WHAT THIS TASK INVOLVES: Count how many lines of the listing contain the string "index". Give only the number.

Item position entries
** Start **
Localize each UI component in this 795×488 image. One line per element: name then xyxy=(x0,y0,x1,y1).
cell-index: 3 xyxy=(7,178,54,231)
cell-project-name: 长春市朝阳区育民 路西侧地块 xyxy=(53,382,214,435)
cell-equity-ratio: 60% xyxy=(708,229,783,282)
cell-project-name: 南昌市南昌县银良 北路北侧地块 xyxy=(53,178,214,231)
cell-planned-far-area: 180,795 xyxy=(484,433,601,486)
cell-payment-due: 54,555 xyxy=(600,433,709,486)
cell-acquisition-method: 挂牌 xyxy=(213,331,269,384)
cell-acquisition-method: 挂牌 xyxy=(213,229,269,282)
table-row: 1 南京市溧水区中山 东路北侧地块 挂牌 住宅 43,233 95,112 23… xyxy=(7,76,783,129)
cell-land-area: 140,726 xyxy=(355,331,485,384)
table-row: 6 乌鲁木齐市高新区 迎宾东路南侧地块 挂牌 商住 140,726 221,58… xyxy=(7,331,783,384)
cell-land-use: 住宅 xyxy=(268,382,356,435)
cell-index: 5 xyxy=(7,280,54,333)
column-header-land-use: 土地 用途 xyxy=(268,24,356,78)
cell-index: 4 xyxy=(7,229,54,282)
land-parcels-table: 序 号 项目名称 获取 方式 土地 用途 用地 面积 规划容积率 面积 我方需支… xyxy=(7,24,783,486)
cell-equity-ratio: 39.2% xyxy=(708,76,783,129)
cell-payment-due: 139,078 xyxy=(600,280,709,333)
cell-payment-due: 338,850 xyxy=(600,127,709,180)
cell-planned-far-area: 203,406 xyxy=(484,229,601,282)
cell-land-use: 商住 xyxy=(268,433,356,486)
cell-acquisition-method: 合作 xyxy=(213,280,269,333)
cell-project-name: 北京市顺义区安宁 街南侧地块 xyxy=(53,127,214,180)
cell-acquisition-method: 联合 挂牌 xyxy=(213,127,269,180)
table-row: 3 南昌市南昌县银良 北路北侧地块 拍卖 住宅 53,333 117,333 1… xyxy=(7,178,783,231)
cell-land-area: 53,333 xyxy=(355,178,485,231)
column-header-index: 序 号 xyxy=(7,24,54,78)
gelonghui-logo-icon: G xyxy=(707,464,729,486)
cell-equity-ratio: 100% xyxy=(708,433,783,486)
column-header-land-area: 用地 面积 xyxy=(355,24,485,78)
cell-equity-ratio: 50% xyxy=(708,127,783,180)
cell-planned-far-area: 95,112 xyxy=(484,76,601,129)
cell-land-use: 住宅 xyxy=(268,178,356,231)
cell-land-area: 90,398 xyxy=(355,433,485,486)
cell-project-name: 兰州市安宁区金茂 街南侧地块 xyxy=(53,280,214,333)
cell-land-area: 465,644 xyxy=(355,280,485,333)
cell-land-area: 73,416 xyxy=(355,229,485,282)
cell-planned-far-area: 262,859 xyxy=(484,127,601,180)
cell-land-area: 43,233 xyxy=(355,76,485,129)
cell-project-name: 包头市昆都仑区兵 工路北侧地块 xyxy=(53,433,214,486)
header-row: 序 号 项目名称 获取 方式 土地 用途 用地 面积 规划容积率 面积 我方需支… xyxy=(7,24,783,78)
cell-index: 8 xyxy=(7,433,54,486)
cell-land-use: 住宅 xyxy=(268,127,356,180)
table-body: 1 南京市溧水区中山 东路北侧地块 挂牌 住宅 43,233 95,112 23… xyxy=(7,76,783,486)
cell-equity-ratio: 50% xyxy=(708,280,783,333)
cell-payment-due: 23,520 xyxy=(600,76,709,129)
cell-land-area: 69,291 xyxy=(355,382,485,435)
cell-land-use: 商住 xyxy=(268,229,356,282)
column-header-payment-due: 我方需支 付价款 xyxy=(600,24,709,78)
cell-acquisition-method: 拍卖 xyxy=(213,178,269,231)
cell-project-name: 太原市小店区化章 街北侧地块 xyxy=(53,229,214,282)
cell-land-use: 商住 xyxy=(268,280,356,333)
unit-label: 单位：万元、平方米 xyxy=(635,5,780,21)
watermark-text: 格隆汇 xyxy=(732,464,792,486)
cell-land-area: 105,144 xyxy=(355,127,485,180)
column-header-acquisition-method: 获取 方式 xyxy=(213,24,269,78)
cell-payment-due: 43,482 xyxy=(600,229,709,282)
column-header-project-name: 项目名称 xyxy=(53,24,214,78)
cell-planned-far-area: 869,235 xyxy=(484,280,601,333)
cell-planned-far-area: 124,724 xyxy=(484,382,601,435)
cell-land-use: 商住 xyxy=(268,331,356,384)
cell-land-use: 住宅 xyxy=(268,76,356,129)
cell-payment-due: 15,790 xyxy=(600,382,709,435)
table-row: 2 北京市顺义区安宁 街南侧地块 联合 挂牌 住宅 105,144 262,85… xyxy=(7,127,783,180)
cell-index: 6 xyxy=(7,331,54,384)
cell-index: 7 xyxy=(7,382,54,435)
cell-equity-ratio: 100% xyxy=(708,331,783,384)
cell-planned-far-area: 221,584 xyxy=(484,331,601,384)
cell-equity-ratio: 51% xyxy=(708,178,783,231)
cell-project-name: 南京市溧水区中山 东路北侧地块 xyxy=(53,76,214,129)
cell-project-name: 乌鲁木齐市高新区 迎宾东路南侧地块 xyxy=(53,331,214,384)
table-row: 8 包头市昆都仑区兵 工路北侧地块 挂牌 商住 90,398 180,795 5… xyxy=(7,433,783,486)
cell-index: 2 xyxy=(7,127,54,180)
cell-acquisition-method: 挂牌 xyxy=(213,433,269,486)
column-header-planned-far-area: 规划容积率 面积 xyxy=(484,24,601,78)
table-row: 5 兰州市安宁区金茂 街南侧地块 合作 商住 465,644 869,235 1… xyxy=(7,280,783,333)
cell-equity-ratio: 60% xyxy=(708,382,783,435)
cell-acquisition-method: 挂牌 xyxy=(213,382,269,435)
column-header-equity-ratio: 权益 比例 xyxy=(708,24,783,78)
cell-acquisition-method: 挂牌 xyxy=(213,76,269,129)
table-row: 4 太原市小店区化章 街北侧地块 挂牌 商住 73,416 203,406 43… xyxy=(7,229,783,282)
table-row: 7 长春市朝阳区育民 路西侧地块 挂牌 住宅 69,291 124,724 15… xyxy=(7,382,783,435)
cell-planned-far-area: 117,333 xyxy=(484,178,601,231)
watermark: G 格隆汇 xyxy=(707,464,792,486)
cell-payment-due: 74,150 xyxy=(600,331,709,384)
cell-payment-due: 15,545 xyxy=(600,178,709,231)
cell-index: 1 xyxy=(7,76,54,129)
** End **
RESULT FOR THIS TASK: 9